[TASK DETAILS] Provide the number of lines containing the word "HIGH", and nothing else.

[DATA RECORDS]
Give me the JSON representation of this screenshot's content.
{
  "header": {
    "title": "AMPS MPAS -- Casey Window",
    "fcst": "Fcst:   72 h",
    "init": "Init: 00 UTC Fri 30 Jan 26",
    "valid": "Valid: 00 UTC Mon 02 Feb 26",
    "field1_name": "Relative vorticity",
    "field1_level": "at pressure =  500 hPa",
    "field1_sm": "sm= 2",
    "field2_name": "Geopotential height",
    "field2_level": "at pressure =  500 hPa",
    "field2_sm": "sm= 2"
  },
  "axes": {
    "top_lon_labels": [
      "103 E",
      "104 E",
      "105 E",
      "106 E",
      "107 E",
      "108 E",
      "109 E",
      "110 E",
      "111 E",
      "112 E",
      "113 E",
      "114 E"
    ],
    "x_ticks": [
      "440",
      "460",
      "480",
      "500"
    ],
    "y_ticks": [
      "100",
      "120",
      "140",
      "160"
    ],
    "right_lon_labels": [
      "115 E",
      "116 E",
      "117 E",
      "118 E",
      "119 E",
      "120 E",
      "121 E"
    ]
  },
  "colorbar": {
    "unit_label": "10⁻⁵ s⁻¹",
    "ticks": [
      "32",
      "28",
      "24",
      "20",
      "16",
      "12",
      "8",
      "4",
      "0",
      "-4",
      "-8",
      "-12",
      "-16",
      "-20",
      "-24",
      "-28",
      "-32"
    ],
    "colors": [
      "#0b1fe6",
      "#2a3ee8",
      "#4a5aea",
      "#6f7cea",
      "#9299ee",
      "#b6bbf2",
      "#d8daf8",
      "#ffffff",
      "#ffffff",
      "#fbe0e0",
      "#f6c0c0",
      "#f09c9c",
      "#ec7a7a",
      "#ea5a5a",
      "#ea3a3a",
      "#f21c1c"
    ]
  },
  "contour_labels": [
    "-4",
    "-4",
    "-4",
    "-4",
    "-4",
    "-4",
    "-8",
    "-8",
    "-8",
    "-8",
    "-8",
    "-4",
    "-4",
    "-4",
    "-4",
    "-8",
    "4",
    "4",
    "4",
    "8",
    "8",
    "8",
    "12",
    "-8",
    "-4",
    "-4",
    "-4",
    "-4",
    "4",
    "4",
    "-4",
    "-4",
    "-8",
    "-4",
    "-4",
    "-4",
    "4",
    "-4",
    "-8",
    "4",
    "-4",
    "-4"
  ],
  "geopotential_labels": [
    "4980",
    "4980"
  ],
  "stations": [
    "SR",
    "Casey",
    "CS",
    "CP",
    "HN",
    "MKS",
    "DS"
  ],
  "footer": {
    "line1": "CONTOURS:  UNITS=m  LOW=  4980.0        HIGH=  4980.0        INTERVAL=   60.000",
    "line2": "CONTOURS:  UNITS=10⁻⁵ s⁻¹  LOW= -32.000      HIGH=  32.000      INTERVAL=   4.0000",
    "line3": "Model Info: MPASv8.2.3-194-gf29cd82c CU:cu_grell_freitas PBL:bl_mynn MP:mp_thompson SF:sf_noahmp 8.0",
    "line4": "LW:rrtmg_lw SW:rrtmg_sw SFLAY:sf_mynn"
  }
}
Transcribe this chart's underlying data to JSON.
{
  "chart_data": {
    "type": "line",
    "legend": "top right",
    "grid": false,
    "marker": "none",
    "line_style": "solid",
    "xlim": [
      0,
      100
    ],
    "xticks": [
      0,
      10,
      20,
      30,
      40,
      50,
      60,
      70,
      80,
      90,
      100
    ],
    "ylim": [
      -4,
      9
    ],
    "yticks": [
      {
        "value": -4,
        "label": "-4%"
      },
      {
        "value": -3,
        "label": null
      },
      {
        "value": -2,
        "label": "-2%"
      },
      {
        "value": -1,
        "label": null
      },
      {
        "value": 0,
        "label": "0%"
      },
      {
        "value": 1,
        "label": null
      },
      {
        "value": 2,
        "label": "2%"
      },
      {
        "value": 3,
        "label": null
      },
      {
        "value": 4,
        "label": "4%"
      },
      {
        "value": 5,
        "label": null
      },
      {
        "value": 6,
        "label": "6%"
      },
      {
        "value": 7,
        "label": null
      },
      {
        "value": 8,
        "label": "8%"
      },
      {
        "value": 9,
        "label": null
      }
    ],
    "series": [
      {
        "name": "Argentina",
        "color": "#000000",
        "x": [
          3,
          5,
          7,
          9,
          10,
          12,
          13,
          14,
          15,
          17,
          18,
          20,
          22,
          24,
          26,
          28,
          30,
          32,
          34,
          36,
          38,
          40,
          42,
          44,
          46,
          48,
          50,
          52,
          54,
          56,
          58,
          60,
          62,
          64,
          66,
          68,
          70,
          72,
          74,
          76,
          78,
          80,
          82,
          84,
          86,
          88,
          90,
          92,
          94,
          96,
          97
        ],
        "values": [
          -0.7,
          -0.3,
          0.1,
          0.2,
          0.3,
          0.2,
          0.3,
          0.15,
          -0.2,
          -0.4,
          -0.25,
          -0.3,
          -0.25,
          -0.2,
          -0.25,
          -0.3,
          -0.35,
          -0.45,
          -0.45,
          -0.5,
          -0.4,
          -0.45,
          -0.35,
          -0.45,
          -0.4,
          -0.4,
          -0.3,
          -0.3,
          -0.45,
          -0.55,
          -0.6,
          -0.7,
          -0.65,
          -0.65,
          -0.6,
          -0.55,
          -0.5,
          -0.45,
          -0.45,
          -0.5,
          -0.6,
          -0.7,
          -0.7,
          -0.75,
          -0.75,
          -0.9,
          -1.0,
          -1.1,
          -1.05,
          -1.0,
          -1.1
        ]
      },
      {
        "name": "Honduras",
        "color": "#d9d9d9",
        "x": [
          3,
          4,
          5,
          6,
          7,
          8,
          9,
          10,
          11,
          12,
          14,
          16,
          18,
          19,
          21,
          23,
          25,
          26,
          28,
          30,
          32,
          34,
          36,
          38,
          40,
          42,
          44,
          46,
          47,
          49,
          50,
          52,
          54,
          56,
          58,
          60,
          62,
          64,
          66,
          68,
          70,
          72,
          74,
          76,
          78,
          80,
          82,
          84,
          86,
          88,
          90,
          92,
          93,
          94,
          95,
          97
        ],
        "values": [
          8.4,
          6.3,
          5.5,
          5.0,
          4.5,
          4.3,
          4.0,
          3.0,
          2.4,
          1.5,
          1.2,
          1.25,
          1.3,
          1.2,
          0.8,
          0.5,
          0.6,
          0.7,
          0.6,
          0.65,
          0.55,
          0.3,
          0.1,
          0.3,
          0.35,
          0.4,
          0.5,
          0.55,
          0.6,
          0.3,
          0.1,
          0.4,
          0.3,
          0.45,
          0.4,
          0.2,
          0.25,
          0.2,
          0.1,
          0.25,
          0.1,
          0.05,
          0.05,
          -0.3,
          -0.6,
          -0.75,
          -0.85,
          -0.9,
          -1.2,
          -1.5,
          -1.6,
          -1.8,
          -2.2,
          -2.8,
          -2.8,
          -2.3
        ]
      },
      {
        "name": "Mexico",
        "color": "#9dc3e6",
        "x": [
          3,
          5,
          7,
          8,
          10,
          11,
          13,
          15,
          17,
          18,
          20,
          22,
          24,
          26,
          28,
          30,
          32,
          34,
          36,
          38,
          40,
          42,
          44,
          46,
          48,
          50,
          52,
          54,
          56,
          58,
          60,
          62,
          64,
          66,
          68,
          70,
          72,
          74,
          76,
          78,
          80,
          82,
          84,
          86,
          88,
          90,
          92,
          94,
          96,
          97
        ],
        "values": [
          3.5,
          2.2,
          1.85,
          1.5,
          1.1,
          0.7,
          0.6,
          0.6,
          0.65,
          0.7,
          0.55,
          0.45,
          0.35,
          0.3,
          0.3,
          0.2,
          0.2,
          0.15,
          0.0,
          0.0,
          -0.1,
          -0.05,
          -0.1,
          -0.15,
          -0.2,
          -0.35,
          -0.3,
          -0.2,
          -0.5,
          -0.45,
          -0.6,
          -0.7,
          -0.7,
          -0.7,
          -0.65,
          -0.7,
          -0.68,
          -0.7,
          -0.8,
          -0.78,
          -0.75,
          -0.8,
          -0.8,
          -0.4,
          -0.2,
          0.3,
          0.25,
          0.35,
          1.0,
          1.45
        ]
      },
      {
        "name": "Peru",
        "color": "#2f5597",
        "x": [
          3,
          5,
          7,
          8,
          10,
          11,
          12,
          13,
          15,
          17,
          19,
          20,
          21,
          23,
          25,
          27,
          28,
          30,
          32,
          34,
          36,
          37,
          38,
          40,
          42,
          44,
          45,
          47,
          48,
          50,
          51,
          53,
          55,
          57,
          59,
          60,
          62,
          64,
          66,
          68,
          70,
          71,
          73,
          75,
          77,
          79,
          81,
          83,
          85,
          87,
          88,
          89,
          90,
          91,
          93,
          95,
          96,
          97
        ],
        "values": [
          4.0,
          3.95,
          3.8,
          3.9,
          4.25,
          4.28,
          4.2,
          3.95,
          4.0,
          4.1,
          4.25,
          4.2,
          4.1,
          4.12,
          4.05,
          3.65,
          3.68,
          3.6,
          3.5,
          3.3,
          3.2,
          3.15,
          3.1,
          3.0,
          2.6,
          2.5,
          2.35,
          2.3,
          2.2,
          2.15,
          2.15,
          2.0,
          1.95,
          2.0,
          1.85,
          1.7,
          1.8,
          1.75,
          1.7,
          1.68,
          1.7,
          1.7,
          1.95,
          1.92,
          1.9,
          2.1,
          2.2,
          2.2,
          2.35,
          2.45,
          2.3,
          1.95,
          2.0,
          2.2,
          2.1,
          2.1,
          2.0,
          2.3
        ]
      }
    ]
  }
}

--

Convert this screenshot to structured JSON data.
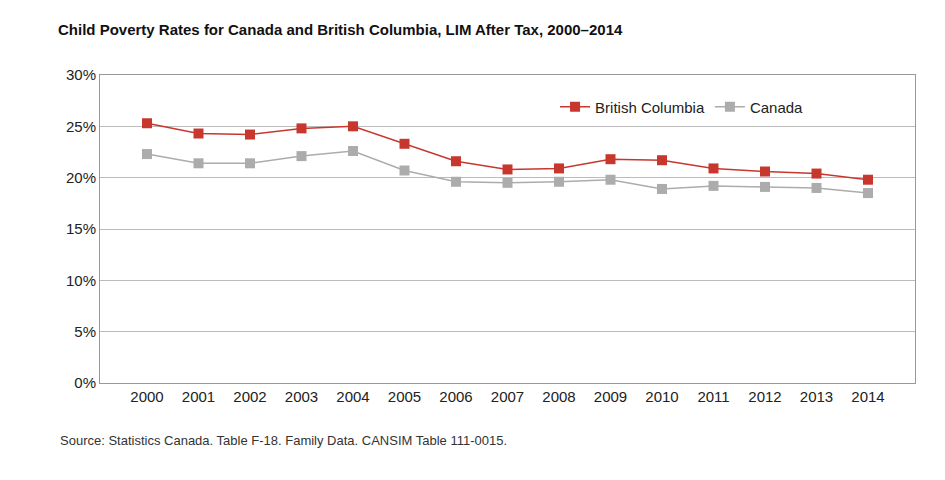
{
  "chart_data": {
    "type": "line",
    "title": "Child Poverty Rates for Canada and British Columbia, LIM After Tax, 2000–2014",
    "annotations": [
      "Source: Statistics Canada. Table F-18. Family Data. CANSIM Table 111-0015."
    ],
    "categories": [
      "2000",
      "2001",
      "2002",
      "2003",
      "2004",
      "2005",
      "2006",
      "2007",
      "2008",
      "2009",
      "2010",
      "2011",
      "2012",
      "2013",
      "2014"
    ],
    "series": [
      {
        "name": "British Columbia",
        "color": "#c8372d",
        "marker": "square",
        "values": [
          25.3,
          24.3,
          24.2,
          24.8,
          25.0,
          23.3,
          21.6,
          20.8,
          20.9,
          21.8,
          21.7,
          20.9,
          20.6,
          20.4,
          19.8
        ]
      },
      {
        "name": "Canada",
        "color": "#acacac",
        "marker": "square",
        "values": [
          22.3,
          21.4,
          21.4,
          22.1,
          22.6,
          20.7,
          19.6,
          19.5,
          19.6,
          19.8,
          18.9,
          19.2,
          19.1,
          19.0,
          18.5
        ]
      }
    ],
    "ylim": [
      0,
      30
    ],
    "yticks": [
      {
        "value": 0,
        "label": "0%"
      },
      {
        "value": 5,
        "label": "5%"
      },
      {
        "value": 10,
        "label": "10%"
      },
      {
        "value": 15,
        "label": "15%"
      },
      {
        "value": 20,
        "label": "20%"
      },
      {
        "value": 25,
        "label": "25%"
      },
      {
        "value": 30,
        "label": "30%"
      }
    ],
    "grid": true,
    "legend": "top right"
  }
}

[TASK ANSWER] 2